• Required task:
Every line below should be copied exactly; drop the pictures.

• Records shown:

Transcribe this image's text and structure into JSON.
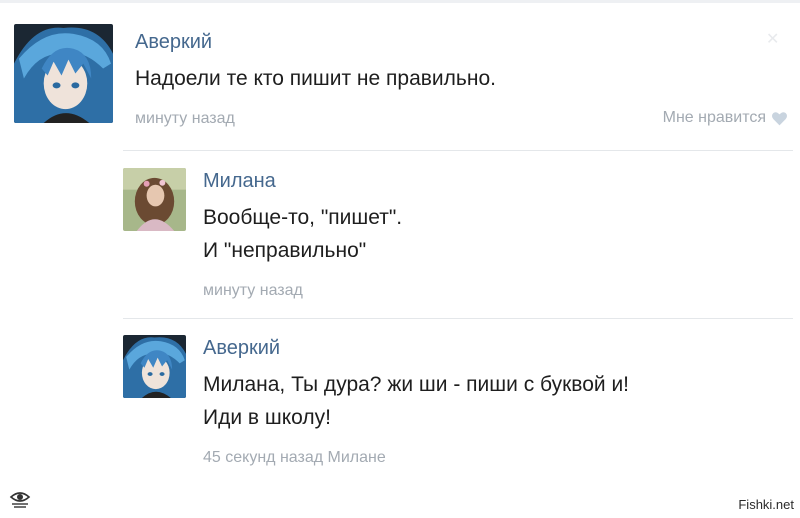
{
  "comments": [
    {
      "author": "Аверкий",
      "lines": [
        "Надоели те кто пишит не правильно."
      ],
      "time": "минуту назад",
      "like_label": "Мне нравится",
      "avatar_icon": "anime-boy-avatar"
    },
    {
      "author": "Милана",
      "lines": [
        "Вообще-то, \"пишет\".",
        "И \"неправильно\""
      ],
      "time": "минуту назад",
      "avatar_icon": "girl-photo-avatar"
    },
    {
      "author": "Аверкий",
      "lines": [
        "Милана, Ты дура? жи ши - пиши с буквой и!",
        "Иди в школу!"
      ],
      "time": "45 секунд назад",
      "reply_to": "Милане",
      "avatar_icon": "anime-boy-avatar"
    }
  ],
  "watermark": "Fishki.net",
  "colors": {
    "author": "#45688e",
    "text": "#1e1e1e",
    "meta": "#a3aab2",
    "divider": "#e4e7ea"
  }
}
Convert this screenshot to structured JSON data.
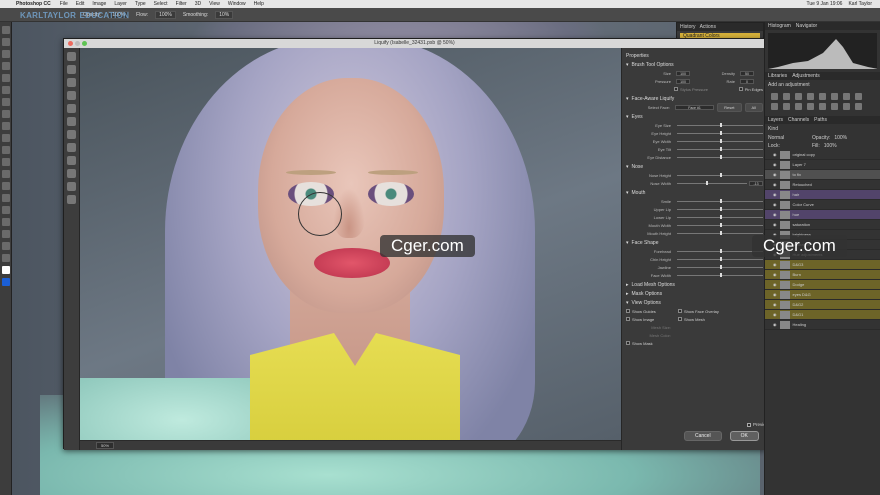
{
  "menubar": {
    "app_name": "Photoshop CC",
    "items": [
      "File",
      "Edit",
      "Image",
      "Layer",
      "Type",
      "Select",
      "Filter",
      "3D",
      "View",
      "Window",
      "Help"
    ],
    "datetime": "Tue 9 Jan 19:06",
    "user": "Karl Taylor"
  },
  "logo": {
    "text": "KARLTAYLOR",
    "sub": "EDUCATION"
  },
  "options_bar": {
    "opacity_label": "Opacity:",
    "opacity_value": "100%",
    "flow_label": "Flow:",
    "flow_value": "100%",
    "smoothing_label": "Smoothing:",
    "smoothing_value": "10%"
  },
  "dialog": {
    "title": "Liquify (Isabelle_32431.psb @ 50%)",
    "zoom": "50%",
    "properties_title": "Properties",
    "brush_tool_options": "Brush Tool Options",
    "brush_rows": [
      {
        "label": "Size",
        "value": "100"
      },
      {
        "label": "Density",
        "value": "50"
      },
      {
        "label": "Pressure",
        "value": "100"
      },
      {
        "label": "Rate",
        "value": "0"
      }
    ],
    "stylus_pressure": "Stylus Pressure",
    "pin_edges": "Pin Edges",
    "face_aware": "Face-Aware Liquify",
    "select_face_label": "Select Face:",
    "select_face_value": "Face #1",
    "reset_label": "Reset",
    "all_label": "All",
    "eyes_section": "Eyes",
    "eye_rows": [
      "Eye Size",
      "Eye Height",
      "Eye Width",
      "Eye Tilt",
      "Eye Distance"
    ],
    "nose_section": "Nose",
    "nose_rows": [
      "Nose Height",
      "Nose Width"
    ],
    "nose_width_value": "-13",
    "mouth_section": "Mouth",
    "mouth_rows": [
      "Smile",
      "Upper Lip",
      "Lower Lip",
      "Mouth Width",
      "Mouth Height"
    ],
    "face_shape_section": "Face Shape",
    "face_shape_rows": [
      "Forehead",
      "Chin Height",
      "Jawline",
      "Face Width"
    ],
    "load_mesh_options": "Load Mesh Options",
    "mask_options": "Mask Options",
    "view_options": "View Options",
    "show_guides": "Show Guides",
    "show_face_overlay": "Show Face Overlay",
    "show_image": "Show Image",
    "show_mesh": "Show Mesh",
    "mesh_size": "Mesh Size:",
    "mesh_color": "Mesh Color:",
    "show_mask": "Show Mask",
    "preview_label": "Preview",
    "cancel_label": "Cancel",
    "ok_label": "OK"
  },
  "actions_panel": {
    "tabs": [
      "History",
      "Actions"
    ],
    "selected": "Quadrant Colors"
  },
  "right_panel": {
    "top_tabs": [
      "Histogram",
      "Navigator"
    ],
    "adj_tabs": [
      "Libraries",
      "Adjustments"
    ],
    "add_adjustment": "Add an adjustment",
    "layers_tabs": [
      "Layers",
      "Channels",
      "Paths"
    ],
    "kind_label": "Kind",
    "blend_mode": "Normal",
    "opacity_label": "Opacity:",
    "opacity_value": "100%",
    "lock_label": "Lock:",
    "fill_label": "Fill:",
    "fill_value": "100%",
    "layers": [
      {
        "name": "original copy",
        "style": "normal"
      },
      {
        "name": "Layer 7",
        "style": "normal"
      },
      {
        "name": "to fix",
        "style": "sel"
      },
      {
        "name": "Retouched",
        "style": "normal"
      },
      {
        "name": "hair",
        "style": "purple"
      },
      {
        "name": "Color Curve",
        "style": "normal"
      },
      {
        "name": "hue",
        "style": "purple"
      },
      {
        "name": "saturation",
        "style": "normal"
      },
      {
        "name": "brightness",
        "style": "normal"
      },
      {
        "name": "saturation",
        "style": "normal"
      },
      {
        "name": "Hue adjustments",
        "style": "normal"
      },
      {
        "name": "D&G3",
        "style": "yellow"
      },
      {
        "name": "Burn",
        "style": "yellow"
      },
      {
        "name": "Dodge",
        "style": "yellow"
      },
      {
        "name": "eyes D&G",
        "style": "yellow"
      },
      {
        "name": "D&G2",
        "style": "yellow"
      },
      {
        "name": "D&G1",
        "style": "yellow"
      },
      {
        "name": "Healing",
        "style": "normal"
      }
    ]
  },
  "watermarks": [
    "Cger.com",
    "Cger.com"
  ]
}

• Expected answer:
Transcribe this image's text and structure into JSON.
{
  "comments": [
    {
      "author": "Аверкий",
      "lines": [
        "Надоели те кто пишит не правильно."
      ],
      "time": "минуту назад",
      "like_label": "Мне нравится",
      "avatar_icon": "anime-boy-avatar"
    },
    {
      "author": "Милана",
      "lines": [
        "Вообще-то, \"пишет\".",
        "И \"неправильно\""
      ],
      "time": "минуту назад",
      "avatar_icon": "girl-photo-avatar"
    },
    {
      "author": "Аверкий",
      "lines": [
        "Милана, Ты дура? жи ши - пиши с буквой и!",
        "Иди в школу!"
      ],
      "time": "45 секунд назад",
      "reply_to": "Милане",
      "avatar_icon": "anime-boy-avatar"
    }
  ],
  "watermark": "Fishki.net",
  "colors": {
    "author": "#45688e",
    "text": "#1e1e1e",
    "meta": "#a3aab2",
    "divider": "#e4e7ea"
  }
}
Convert this screenshot to structured JSON data.
{
  "menubar": {
    "app_name": "Photoshop CC",
    "items": [
      "File",
      "Edit",
      "Image",
      "Layer",
      "Type",
      "Select",
      "Filter",
      "3D",
      "View",
      "Window",
      "Help"
    ],
    "datetime": "Tue 9 Jan 19:06",
    "user": "Karl Taylor"
  },
  "logo": {
    "text": "KARLTAYLOR",
    "sub": "EDUCATION"
  },
  "options_bar": {
    "opacity_label": "Opacity:",
    "opacity_value": "100%",
    "flow_label": "Flow:",
    "flow_value": "100%",
    "smoothing_label": "Smoothing:",
    "smoothing_value": "10%"
  },
  "dialog": {
    "title": "Liquify (Isabelle_32431.psb @ 50%)",
    "zoom": "50%",
    "properties_title": "Properties",
    "brush_tool_options": "Brush Tool Options",
    "brush_rows": [
      {
        "label": "Size",
        "value": "100"
      },
      {
        "label": "Density",
        "value": "50"
      },
      {
        "label": "Pressure",
        "value": "100"
      },
      {
        "label": "Rate",
        "value": "0"
      }
    ],
    "stylus_pressure": "Stylus Pressure",
    "pin_edges": "Pin Edges",
    "face_aware": "Face-Aware Liquify",
    "select_face_label": "Select Face:",
    "select_face_value": "Face #1",
    "reset_label": "Reset",
    "all_label": "All",
    "eyes_section": "Eyes",
    "eye_rows": [
      "Eye Size",
      "Eye Height",
      "Eye Width",
      "Eye Tilt",
      "Eye Distance"
    ],
    "nose_section": "Nose",
    "nose_rows": [
      "Nose Height",
      "Nose Width"
    ],
    "nose_width_value": "-13",
    "mouth_section": "Mouth",
    "mouth_rows": [
      "Smile",
      "Upper Lip",
      "Lower Lip",
      "Mouth Width",
      "Mouth Height"
    ],
    "face_shape_section": "Face Shape",
    "face_shape_rows": [
      "Forehead",
      "Chin Height",
      "Jawline",
      "Face Width"
    ],
    "load_mesh_options": "Load Mesh Options",
    "mask_options": "Mask Options",
    "view_options": "View Options",
    "show_guides": "Show Guides",
    "show_face_overlay": "Show Face Overlay",
    "show_image": "Show Image",
    "show_mesh": "Show Mesh",
    "mesh_size": "Mesh Size:",
    "mesh_color": "Mesh Color:",
    "show_mask": "Show Mask",
    "preview_label": "Preview",
    "cancel_label": "Cancel",
    "ok_label": "OK"
  },
  "actions_panel": {
    "tabs": [
      "History",
      "Actions"
    ],
    "selected": "Quadrant Colors"
  },
  "right_panel": {
    "top_tabs": [
      "Histogram",
      "Navigator"
    ],
    "adj_tabs": [
      "Libraries",
      "Adjustments"
    ],
    "add_adjustment": "Add an adjustment",
    "layers_tabs": [
      "Layers",
      "Channels",
      "Paths"
    ],
    "kind_label": "Kind",
    "blend_mode": "Normal",
    "opacity_label": "Opacity:",
    "opacity_value": "100%",
    "lock_label": "Lock:",
    "fill_label": "Fill:",
    "fill_value": "100%",
    "layers": [
      {
        "name": "original copy",
        "style": "normal"
      },
      {
        "name": "Layer 7",
        "style": "normal"
      },
      {
        "name": "to fix",
        "style": "sel"
      },
      {
        "name": "Retouched",
        "style": "normal"
      },
      {
        "name": "hair",
        "style": "purple"
      },
      {
        "name": "Color Curve",
        "style": "normal"
      },
      {
        "name": "hue",
        "style": "purple"
      },
      {
        "name": "saturation",
        "style": "normal"
      },
      {
        "name": "brightness",
        "style": "normal"
      },
      {
        "name": "saturation",
        "style": "normal"
      },
      {
        "name": "Hue adjustments",
        "style": "normal"
      },
      {
        "name": "D&G3",
        "style": "yellow"
      },
      {
        "name": "Burn",
        "style": "yellow"
      },
      {
        "name": "Dodge",
        "style": "yellow"
      },
      {
        "name": "eyes D&G",
        "style": "yellow"
      },
      {
        "name": "D&G2",
        "style": "yellow"
      },
      {
        "name": "D&G1",
        "style": "yellow"
      },
      {
        "name": "Healing",
        "style": "normal"
      }
    ]
  },
  "watermarks": [
    "Cger.com",
    "Cger.com"
  ]
}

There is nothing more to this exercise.